PROBLEM DESCRIPTION
Your task is to write out all of the records once more, exactly.

TASK MATERIAL
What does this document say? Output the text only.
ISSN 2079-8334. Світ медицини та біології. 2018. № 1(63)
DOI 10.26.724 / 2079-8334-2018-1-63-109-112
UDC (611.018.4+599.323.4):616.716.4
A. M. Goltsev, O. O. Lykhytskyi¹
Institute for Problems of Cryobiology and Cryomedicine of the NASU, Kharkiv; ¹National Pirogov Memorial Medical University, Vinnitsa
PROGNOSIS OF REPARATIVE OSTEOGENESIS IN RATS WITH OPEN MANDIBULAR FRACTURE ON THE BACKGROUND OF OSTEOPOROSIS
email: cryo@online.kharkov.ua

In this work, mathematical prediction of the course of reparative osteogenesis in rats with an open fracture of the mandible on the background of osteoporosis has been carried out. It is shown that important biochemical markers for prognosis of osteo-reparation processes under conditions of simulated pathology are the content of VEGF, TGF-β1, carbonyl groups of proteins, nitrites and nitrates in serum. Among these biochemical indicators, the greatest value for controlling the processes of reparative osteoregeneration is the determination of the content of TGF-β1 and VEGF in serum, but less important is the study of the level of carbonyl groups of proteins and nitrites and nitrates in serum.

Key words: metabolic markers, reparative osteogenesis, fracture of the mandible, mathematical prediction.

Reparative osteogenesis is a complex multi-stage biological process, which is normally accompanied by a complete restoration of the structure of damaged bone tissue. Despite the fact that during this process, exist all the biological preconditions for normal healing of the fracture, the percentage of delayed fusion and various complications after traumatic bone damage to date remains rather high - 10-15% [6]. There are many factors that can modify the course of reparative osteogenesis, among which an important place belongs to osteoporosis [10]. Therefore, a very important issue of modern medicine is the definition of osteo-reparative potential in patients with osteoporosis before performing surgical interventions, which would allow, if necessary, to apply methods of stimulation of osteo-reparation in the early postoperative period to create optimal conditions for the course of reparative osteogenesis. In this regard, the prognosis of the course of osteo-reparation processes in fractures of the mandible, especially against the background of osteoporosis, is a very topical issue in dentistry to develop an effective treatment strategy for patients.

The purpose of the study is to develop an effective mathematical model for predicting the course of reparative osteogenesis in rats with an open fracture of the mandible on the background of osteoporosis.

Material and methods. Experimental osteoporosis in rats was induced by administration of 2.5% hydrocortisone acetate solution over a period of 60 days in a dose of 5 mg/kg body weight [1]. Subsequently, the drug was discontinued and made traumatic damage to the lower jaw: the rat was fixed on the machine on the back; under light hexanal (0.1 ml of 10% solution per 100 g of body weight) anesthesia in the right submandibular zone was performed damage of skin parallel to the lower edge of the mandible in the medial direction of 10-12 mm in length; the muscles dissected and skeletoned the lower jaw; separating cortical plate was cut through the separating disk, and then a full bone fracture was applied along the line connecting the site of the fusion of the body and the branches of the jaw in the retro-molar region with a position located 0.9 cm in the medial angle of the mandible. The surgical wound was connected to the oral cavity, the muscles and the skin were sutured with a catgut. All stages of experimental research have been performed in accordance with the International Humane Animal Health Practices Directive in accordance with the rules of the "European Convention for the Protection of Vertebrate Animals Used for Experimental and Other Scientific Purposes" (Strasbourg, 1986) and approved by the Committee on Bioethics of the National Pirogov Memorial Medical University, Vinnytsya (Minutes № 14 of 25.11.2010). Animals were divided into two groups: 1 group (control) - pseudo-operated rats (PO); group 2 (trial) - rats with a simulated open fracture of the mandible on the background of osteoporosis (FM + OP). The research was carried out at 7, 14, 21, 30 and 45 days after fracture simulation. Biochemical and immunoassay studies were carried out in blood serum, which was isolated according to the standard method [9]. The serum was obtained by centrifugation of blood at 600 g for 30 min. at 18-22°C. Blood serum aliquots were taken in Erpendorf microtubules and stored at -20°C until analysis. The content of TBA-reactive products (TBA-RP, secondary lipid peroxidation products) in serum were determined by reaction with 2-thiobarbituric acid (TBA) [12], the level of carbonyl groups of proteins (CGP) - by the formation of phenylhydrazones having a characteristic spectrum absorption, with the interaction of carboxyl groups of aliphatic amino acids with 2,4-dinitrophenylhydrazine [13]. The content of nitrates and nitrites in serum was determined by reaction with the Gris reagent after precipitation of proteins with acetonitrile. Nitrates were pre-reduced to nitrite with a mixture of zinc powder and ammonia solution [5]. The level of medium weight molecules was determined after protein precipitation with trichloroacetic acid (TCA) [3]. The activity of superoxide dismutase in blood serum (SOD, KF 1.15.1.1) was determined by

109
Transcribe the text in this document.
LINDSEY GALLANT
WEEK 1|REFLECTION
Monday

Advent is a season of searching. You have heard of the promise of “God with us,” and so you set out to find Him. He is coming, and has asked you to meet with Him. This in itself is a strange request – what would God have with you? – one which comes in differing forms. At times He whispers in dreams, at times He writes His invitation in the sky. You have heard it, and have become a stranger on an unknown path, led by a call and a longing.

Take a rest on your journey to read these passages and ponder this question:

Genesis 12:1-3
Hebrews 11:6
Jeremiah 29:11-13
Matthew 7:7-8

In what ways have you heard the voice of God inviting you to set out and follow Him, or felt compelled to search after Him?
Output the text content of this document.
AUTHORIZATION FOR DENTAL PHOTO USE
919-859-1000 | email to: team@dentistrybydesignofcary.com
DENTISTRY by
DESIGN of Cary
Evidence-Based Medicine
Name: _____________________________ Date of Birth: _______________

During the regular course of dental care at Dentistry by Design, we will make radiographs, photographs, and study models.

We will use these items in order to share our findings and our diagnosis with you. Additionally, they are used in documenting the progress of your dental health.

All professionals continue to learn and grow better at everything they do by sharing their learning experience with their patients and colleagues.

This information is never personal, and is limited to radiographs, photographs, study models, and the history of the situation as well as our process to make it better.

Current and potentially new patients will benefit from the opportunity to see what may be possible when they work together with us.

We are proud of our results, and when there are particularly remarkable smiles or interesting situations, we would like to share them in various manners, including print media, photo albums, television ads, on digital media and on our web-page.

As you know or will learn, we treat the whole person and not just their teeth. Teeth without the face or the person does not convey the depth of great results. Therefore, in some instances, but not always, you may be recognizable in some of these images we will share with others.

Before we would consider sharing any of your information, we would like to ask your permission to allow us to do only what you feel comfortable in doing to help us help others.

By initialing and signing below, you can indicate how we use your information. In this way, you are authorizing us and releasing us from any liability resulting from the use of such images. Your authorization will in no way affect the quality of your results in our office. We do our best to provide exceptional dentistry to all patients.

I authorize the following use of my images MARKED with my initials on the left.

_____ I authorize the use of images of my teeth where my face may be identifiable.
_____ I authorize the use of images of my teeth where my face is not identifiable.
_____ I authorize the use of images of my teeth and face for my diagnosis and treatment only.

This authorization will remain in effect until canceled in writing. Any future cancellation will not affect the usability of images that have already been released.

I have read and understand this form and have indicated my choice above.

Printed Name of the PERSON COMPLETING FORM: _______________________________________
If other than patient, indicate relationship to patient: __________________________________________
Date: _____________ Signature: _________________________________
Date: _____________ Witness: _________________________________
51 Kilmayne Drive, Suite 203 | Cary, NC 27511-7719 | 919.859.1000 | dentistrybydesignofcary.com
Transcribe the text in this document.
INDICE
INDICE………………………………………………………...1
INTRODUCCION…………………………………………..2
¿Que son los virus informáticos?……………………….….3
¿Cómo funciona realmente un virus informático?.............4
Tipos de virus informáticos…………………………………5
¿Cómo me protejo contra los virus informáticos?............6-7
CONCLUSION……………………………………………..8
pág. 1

ANSWER BELOW
What does this document say? Output the text only.
ISSN 2079-8334. Світ медицини та біології. 2018. № 1(63)
DOI 10.26.724 / 2079-8334-2018-1-63-109-112
UDC (611.018.4+599.323.4):616.716.4
A. M. Goltsev, O. O. Lykhytskyi¹
Institute for Problems of Cryobiology and Cryomedicine of the NASU, Kharkiv; ¹National Pirogov Memorial Medical University, Vinnitsa
PROGNOSIS OF REPARATIVE OSTEOGENESIS IN RATS WITH OPEN MANDIBULAR FRACTURE ON THE BACKGROUND OF OSTEOPOROSIS
email: cryo@online.kharkov.ua

In this work, mathematical prediction of the course of reparative osteogenesis in rats with an open fracture of the mandible on the background of osteoporosis has been carried out. It is shown that important biochemical markers for prognosis of osteo-reparation processes under conditions of simulated pathology are the content of VEGF, TGF-β1, carbonyl groups of proteins, nitrites and nitrates in serum. Among these biochemical indicators, the greatest value for controlling the processes of reparative osteoregeneration is the determination of the content of TGF-β1 and VEGF in serum, but less important is the study of the level of carbonyl groups of proteins and nitrites and nitrates in serum.

Key words: metabolic markers, reparative osteogenesis, fracture of the mandible, mathematical prediction.

Reparative osteogenesis is a complex multi-stage biological process, which is normally accompanied by a complete restoration of the structure of damaged bone tissue. Despite the fact that during this process, exist all the biological preconditions for normal healing of the fracture, the percentage of delayed fusion and various complications after traumatic bone damage to date remains rather high - 10-15% [6]. There are many factors that can modify the course of reparative osteogenesis, among which an important place belongs to osteoporosis [10]. Therefore, a very important issue of modern medicine is the definition of osteo-reparative potential in patients with osteoporosis before performing surgical interventions, which would allow, if necessary, to apply methods of stimulation of osteo-reparation in the early postoperative period to create optimal conditions for the course of reparative osteogenesis. In this regard, the prognosis of the course of osteo-reparation processes in fractures of the mandible, especially against the background of osteoporosis, is a very topical issue in dentistry to develop an effective treatment strategy for patients.

The purpose of the study is to develop an effective mathematical model for predicting the course of reparative osteogenesis in rats with an open fracture of the mandible on the background of osteoporosis.

Material and methods. Experimental osteoporosis in rats was induced by administration of 2.5% hydrocortisone acetate solution over a period of 60 days in a dose of 5 mg/kg body weight [1]. Subsequently, the drug was discontinued and made traumatic damage to the lower jaw: the rat was fixed on the machine on the back; under light hexanal (0.1 ml of 10% solution per 100 g of body weight) anesthesia in the right submandibular zone was performed damage of skin parallel to the lower edge of the mandible in the medial direction of 10-12 mm in length; the muscles dissected and skeletoned the lower jaw; separating cortical plate was cut through the separating disk, and then a full bone fracture was applied along the line connecting the site of the fusion of the body and the branches of the jaw in the retro-molar region with a position located 0.9 cm in the medial angle of the mandible. The surgical wound was connected to the oral cavity, the muscles and the skin were sutured with a catgut. All stages of experimental research have been performed in accordance with the International Humane Animal Health Practices Directive in accordance with the rules of the "European Convention for the Protection of Vertebrate Animals Used for Experimental and Other Scientific Purposes" (Strasbourg, 1986) and approved by the Committee on Bioethics of the National Pirogov Memorial Medical University, Vinnytsya (Minutes № 14 of 25.11.2010). Animals were divided into two groups: 1 group (control) - pseudo-operated rats (PO); group 2 (trial) - rats with a simulated open fracture of the mandible on the background of osteoporosis (FM + OP). The research was carried out at 7, 14, 21, 30 and 45 days after fracture simulation. Biochemical and immunoassay studies were carried out in blood serum, which was isolated according to the standard method [9]. The serum was obtained by centrifugation of blood at 600 g for 30 min. at 18-22°C. Blood serum aliquots were taken in Erpendorf microtubules and stored at -20°C until analysis. The content of TBA-reactive products (TBA-RP, secondary lipid peroxidation products) in serum were determined by reaction with 2-thiobarbituric acid (TBA) [12], the level of carbonyl groups of proteins (CGP) - by the formation of phenylhydrazones having a characteristic spectrum absorption, with the interaction of carboxyl groups of aliphatic amino acids with 2,4-dinitrophenylhydrazine [13]. The content of nitrates and nitrites in serum was determined by reaction with the Gris reagent after precipitation of proteins with acetonitrile. Nitrates were pre-reduced to nitrite with a mixture of zinc powder and ammonia solution [5]. The level of medium weight molecules was determined after protein precipitation with trichloroacetic acid (TCA) [3]. The activity of superoxide dismutase in blood serum (SOD, KF 1.15.1.1) was determined by

109
Transcribe the text in this document.
LINDSEY GALLANT
WEEK 1|REFLECTION
Monday

Advent is a season of searching. You have heard of the promise of “God with us,” and so you set out to find Him. He is coming, and has asked you to meet with Him. This in itself is a strange request – what would God have with you? – one which comes in differing forms. At times He whispers in dreams, at times He writes His invitation in the sky. You have heard it, and have become a stranger on an unknown path, led by a call and a longing.

Take a rest on your journey to read these passages and ponder this question:

Genesis 12:1-3
Hebrews 11:6
Jeremiah 29:11-13
Matthew 7:7-8

In what ways have you heard the voice of God inviting you to set out and follow Him, or felt compelled to search after Him?
Output the text content of this document.
AUTHORIZATION FOR DENTAL PHOTO USE
919-859-1000 | email to: team@dentistrybydesignofcary.com
DENTISTRY by
DESIGN of Cary
Evidence-Based Medicine
Name: _____________________________ Date of Birth: _______________

During the regular course of dental care at Dentistry by Design, we will make radiographs, photographs, and study models.

We will use these items in order to share our findings and our diagnosis with you. Additionally, they are used in documenting the progress of your dental health.

All professionals continue to learn and grow better at everything they do by sharing their learning experience with their patients and colleagues.

This information is never personal, and is limited to radiographs, photographs, study models, and the history of the situation as well as our process to make it better.

Current and potentially new patients will benefit from the opportunity to see what may be possible when they work together with us.

We are proud of our results, and when there are particularly remarkable smiles or interesting situations, we would like to share them in various manners, including print media, photo albums, television ads, on digital media and on our web-page.

As you know or will learn, we treat the whole person and not just their teeth. Teeth without the face or the person does not convey the depth of great results. Therefore, in some instances, but not always, you may be recognizable in some of these images we will share with others.

Before we would consider sharing any of your information, we would like to ask your permission to allow us to do only what you feel comfortable in doing to help us help others.

By initialing and signing below, you can indicate how we use your information. In this way, you are authorizing us and releasing us from any liability resulting from the use of such images. Your authorization will in no way affect the quality of your results in our office. We do our best to provide exceptional dentistry to all patients.

I authorize the following use of my images MARKED with my initials on the left.

_____ I authorize the use of images of my teeth where my face may be identifiable.
_____ I authorize the use of images of my teeth where my face is not identifiable.
_____ I authorize the use of images of my teeth and face for my diagnosis and treatment only.

This authorization will remain in effect until canceled in writing. Any future cancellation will not affect the usability of images that have already been released.

I have read and understand this form and have indicated my choice above.

Printed Name of the PERSON COMPLETING FORM: _______________________________________
If other than patient, indicate relationship to patient: __________________________________________
Date: _____________ Signature: _________________________________
Date: _____________ Witness: _________________________________
51 Kilmayne Drive, Suite 203 | Cary, NC 27511-7719 | 919.859.1000 | dentistrybydesignofcary.com
Transcribe the text in this document.
INDICE
INDICE………………………………………………………...1
INTRODUCCION…………………………………………..2
¿Que son los virus informáticos?……………………….….3
¿Cómo funciona realmente un virus informático?.............4
Tipos de virus informáticos…………………………………5
¿Cómo me protejo contra los virus informáticos?............6-7
CONCLUSION……………………………………………..8
pág. 1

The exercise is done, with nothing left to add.